▶ [Records for processing]:
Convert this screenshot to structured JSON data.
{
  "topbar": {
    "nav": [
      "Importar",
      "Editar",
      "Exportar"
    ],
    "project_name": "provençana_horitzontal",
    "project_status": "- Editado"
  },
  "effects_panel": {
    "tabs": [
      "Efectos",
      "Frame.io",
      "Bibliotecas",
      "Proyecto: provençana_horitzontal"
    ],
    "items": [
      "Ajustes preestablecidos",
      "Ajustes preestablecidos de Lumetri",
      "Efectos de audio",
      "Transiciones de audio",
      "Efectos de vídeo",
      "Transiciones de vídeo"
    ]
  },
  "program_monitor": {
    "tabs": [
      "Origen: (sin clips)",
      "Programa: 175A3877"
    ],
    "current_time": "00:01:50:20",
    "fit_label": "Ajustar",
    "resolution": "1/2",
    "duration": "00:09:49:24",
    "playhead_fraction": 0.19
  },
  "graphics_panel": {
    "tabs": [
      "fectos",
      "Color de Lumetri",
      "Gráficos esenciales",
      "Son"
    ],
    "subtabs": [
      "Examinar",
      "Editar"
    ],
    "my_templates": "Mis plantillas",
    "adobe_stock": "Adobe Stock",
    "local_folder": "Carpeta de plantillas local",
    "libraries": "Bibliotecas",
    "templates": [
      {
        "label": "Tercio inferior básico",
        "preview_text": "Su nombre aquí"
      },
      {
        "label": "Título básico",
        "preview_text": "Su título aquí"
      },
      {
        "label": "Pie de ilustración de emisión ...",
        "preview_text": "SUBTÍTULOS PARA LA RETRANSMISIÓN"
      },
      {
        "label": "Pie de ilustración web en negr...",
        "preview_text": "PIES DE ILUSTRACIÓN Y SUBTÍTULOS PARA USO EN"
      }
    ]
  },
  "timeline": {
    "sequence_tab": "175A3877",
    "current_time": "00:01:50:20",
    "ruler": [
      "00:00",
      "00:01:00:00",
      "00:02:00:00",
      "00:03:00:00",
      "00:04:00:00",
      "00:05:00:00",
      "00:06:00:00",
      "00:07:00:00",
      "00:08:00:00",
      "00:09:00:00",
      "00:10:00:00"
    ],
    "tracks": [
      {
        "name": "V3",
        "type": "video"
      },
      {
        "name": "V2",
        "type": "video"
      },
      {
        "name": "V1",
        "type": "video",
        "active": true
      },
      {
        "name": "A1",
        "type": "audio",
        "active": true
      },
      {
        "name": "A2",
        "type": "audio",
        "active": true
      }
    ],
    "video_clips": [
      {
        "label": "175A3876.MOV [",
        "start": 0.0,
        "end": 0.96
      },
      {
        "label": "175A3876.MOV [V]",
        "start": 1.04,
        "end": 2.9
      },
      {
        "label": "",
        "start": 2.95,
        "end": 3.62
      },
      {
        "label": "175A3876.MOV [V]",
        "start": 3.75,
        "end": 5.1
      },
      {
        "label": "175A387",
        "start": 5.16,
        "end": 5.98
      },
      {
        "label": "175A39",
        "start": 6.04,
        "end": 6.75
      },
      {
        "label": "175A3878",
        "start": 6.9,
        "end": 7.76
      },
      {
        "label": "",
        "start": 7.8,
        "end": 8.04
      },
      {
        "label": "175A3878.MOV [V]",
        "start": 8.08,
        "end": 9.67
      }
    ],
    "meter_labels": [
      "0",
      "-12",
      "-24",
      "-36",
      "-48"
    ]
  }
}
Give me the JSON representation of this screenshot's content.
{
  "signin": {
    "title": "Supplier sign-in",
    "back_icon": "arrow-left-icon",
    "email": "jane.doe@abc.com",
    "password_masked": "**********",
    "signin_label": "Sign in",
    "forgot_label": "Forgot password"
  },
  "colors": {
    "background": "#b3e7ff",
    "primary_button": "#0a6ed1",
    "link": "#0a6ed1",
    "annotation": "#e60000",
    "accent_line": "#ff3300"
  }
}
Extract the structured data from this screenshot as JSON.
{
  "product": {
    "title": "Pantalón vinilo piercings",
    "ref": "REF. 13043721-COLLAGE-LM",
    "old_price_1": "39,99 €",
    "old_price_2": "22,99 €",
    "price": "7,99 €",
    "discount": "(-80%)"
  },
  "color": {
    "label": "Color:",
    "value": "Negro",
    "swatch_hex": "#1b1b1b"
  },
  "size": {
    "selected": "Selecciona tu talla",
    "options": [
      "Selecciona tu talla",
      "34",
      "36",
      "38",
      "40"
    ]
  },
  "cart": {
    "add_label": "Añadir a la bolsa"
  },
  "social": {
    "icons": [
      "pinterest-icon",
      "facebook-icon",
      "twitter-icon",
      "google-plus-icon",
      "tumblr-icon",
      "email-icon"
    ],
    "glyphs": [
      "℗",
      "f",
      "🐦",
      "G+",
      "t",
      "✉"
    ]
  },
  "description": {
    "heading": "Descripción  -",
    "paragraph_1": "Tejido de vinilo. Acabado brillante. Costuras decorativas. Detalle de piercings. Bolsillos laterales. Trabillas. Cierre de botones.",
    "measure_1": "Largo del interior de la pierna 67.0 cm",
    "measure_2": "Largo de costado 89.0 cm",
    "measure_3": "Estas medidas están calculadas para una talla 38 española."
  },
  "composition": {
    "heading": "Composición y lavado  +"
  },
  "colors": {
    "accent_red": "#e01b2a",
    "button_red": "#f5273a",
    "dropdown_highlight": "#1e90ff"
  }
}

▶ [Stated problem]:
Within the material above, find the lines that contain the word "JSON"; copy them.

▶ [Expected output]:
Convert this screenshot to structured JSON data.
Give me the JSON representation of this screenshot's content.
Extract the structured data from this screenshot as JSON.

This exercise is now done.